### Stated task
Copy the data precisely, keeping every character.

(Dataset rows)
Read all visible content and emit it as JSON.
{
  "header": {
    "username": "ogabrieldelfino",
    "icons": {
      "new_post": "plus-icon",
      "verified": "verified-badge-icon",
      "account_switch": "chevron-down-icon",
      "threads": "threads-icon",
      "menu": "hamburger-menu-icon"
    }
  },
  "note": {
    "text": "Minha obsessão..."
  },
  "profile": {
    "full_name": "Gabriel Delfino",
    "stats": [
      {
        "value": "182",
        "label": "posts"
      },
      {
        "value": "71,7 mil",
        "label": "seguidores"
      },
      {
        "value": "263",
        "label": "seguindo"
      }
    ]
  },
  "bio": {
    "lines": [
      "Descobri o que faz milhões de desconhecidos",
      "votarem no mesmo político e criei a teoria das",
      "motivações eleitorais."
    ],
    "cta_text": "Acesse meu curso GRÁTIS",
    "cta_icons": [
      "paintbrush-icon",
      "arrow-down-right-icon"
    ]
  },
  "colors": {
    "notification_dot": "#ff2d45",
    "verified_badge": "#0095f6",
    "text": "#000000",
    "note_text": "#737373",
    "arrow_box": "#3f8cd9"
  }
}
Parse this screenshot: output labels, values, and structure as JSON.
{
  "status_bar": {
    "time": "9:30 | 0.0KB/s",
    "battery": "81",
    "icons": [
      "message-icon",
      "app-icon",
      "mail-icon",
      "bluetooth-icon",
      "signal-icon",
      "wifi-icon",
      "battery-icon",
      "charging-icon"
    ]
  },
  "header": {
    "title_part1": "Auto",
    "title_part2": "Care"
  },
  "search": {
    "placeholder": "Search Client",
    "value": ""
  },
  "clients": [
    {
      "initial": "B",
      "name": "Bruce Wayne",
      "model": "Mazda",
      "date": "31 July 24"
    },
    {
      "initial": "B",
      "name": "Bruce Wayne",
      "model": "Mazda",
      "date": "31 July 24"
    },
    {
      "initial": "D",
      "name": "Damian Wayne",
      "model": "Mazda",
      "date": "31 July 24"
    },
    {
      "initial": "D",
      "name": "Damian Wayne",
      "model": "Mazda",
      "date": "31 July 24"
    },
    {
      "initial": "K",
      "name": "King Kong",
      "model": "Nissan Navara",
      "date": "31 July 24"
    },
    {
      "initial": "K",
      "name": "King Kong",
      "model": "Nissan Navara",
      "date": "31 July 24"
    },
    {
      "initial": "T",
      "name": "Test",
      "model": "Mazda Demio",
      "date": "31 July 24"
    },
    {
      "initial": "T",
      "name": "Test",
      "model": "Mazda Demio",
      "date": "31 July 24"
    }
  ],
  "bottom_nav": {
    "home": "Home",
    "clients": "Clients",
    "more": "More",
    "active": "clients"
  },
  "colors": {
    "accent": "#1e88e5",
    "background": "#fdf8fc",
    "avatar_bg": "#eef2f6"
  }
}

### Task response
Read all visible content and emit it as JSON.
{
  "header": {
    "username": "ogabrieldelfino",
    "icons": {
      "new_post": "plus-icon",
      "verified": "verified-badge-icon",
      "account_switch": "chevron-down-icon",
      "threads": "threads-icon",
      "menu": "hamburger-menu-icon"
    }
  },
  "note": {
    "text": "Minha obsessão..."
  },
  "profile": {
    "full_name": "Gabriel Delfino",
    "stats": [
      {
        "value": "182",
        "label": "posts"
      },
      {
        "value": "71,7 mil",
        "label": "seguidores"
      },
      {
        "value": "263",
        "label": "seguindo"
      }
    ]
  },
  "bio": {
    "lines": [
      "Descobri o que faz milhões de desconhecidos",
      "votarem no mesmo político e criei a teoria das",
      "motivações eleitorais."
    ],
    "cta_text": "Acesse meu curso GRÁTIS",
    "cta_icons": [
      "paintbrush-icon",
      "arrow-down-right-icon"
    ]
  },
  "colors": {
    "notification_dot": "#ff2d45",
    "verified_badge": "#0095f6",
    "text": "#000000",
    "note_text": "#737373",
    "arrow_box": "#3f8cd9"
  }
}
Parse this screenshot: output labels, values, and structure as JSON.
{
  "status_bar": {
    "time": "9:30 | 0.0KB/s",
    "battery": "81",
    "icons": [
      "message-icon",
      "app-icon",
      "mail-icon",
      "bluetooth-icon",
      "signal-icon",
      "wifi-icon",
      "battery-icon",
      "charging-icon"
    ]
  },
  "header": {
    "title_part1": "Auto",
    "title_part2": "Care"
  },
  "search": {
    "placeholder": "Search Client",
    "value": ""
  },
  "clients": [
    {
      "initial": "B",
      "name": "Bruce Wayne",
      "model": "Mazda",
      "date": "31 July 24"
    },
    {
      "initial": "B",
      "name": "Bruce Wayne",
      "model": "Mazda",
      "date": "31 July 24"
    },
    {
      "initial": "D",
      "name": "Damian Wayne",
      "model": "Mazda",
      "date": "31 July 24"
    },
    {
      "initial": "D",
      "name": "Damian Wayne",
      "model": "Mazda",
      "date": "31 July 24"
    },
    {
      "initial": "K",
      "name": "King Kong",
      "model": "Nissan Navara",
      "date": "31 July 24"
    },
    {
      "initial": "K",
      "name": "King Kong",
      "model": "Nissan Navara",
      "date": "31 July 24"
    },
    {
      "initial": "T",
      "name": "Test",
      "model": "Mazda Demio",
      "date": "31 July 24"
    },
    {
      "initial": "T",
      "name": "Test",
      "model": "Mazda Demio",
      "date": "31 July 24"
    }
  ],
  "bottom_nav": {
    "home": "Home",
    "clients": "Clients",
    "more": "More",
    "active": "clients"
  },
  "colors": {
    "accent": "#1e88e5",
    "background": "#fdf8fc",
    "avatar_bg": "#eef2f6"
  }
}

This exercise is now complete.